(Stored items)
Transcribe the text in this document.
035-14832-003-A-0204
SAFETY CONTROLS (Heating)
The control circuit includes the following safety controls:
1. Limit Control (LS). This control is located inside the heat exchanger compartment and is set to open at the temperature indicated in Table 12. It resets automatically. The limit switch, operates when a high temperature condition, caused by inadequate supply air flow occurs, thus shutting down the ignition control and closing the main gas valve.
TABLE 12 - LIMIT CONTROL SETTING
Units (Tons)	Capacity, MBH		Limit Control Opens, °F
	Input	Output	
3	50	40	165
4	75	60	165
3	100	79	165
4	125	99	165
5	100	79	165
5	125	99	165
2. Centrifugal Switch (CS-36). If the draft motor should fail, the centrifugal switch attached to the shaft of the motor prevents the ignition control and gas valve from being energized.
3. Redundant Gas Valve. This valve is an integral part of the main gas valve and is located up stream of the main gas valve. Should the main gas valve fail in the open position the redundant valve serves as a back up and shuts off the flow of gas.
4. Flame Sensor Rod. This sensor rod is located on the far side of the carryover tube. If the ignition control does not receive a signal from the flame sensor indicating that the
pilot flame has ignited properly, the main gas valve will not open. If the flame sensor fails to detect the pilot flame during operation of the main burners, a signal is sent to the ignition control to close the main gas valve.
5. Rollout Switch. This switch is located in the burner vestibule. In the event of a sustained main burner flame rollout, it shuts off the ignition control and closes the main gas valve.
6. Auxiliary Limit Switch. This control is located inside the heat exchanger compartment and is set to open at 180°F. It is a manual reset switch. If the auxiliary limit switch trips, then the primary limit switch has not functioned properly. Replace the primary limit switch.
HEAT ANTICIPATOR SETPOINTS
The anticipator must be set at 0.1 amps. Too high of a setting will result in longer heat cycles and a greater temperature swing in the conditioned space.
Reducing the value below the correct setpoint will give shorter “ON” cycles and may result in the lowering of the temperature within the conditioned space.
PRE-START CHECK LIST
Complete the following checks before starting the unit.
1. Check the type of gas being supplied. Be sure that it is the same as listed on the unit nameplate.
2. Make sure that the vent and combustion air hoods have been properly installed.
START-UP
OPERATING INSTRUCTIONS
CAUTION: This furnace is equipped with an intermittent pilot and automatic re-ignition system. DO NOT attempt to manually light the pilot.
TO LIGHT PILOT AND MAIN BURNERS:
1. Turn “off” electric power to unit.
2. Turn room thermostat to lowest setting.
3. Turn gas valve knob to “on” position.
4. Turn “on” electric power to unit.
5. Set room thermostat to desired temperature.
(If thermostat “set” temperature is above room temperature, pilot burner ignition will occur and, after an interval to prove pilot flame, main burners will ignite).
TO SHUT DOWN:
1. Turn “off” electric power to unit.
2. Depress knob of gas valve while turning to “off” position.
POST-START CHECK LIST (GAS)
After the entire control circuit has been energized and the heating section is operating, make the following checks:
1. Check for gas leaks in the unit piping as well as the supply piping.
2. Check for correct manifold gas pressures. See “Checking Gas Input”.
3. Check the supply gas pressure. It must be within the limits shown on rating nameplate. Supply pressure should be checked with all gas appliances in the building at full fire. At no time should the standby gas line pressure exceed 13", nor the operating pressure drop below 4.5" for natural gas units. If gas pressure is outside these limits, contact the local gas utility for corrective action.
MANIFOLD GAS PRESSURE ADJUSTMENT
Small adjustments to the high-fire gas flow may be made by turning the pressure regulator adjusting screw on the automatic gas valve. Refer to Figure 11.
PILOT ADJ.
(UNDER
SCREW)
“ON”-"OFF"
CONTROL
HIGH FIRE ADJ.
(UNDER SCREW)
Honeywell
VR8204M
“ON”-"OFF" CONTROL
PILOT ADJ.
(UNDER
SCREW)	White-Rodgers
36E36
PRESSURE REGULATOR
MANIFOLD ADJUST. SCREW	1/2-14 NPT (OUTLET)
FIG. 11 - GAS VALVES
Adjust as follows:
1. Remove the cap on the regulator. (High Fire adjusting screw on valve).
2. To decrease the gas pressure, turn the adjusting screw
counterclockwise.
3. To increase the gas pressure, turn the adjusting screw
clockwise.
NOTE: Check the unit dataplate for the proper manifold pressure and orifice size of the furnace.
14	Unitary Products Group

What you will do.
Using the listing above, pull out all lines that hold the word "checks".

Exercise answer.
Complete the following checks before starting the unit.
After the entire control circuit has been energized and the heating section is operating, make the following checks:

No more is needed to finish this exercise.